● GIVEN TASK:
Check each line below for the word "anomalías", and copy those that have it.

** BEGIN **

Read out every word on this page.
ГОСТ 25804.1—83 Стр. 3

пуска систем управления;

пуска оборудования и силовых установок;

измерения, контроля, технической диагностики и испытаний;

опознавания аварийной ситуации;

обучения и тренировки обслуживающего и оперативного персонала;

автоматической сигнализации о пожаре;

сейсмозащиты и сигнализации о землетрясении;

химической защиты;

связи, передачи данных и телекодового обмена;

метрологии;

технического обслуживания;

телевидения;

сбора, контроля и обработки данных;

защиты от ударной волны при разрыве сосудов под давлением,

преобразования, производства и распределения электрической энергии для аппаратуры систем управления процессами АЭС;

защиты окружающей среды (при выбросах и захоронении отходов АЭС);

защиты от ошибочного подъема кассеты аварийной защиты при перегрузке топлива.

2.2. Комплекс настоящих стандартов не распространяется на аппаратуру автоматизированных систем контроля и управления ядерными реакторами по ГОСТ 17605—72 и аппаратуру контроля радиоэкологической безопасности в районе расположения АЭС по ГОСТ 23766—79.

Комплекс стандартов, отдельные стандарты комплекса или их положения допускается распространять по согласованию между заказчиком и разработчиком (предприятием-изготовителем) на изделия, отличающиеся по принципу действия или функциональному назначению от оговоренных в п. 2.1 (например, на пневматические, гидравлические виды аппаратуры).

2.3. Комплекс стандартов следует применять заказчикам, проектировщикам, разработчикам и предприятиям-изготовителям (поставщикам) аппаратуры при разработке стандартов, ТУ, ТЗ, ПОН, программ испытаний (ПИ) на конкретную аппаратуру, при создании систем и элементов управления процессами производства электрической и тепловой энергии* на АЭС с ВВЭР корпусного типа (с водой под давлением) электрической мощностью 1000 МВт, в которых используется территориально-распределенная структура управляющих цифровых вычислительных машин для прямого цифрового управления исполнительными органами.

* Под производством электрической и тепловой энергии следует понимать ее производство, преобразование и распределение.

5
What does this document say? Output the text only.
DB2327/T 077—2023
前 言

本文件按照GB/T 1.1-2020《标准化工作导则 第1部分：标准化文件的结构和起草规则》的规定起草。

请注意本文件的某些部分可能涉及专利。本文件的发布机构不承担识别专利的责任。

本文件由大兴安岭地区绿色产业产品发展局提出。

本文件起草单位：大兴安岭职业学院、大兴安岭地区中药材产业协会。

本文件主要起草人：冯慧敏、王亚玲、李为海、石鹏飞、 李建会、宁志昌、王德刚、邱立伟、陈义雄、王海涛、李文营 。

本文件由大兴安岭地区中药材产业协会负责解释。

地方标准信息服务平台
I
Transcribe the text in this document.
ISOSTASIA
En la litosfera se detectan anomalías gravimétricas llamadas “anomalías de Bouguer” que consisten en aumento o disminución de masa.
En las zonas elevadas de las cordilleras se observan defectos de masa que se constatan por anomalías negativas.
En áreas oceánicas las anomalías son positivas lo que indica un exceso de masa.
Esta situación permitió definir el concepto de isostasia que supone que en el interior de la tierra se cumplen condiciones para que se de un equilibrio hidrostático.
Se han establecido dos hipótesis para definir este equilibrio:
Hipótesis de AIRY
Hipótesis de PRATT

** END **

● PROBLEM SOLUTION:
En la litosfera se detectan anomalías gravimétricas llamadas “anomalías de Bouguer” que consisten en aumento o disminución de masa.
En las zonas elevadas de las cordilleras se observan defectos de masa que se constatan por anomalías negativas.
En áreas oceánicas las anomalías son positivas lo que indica un exceso de masa.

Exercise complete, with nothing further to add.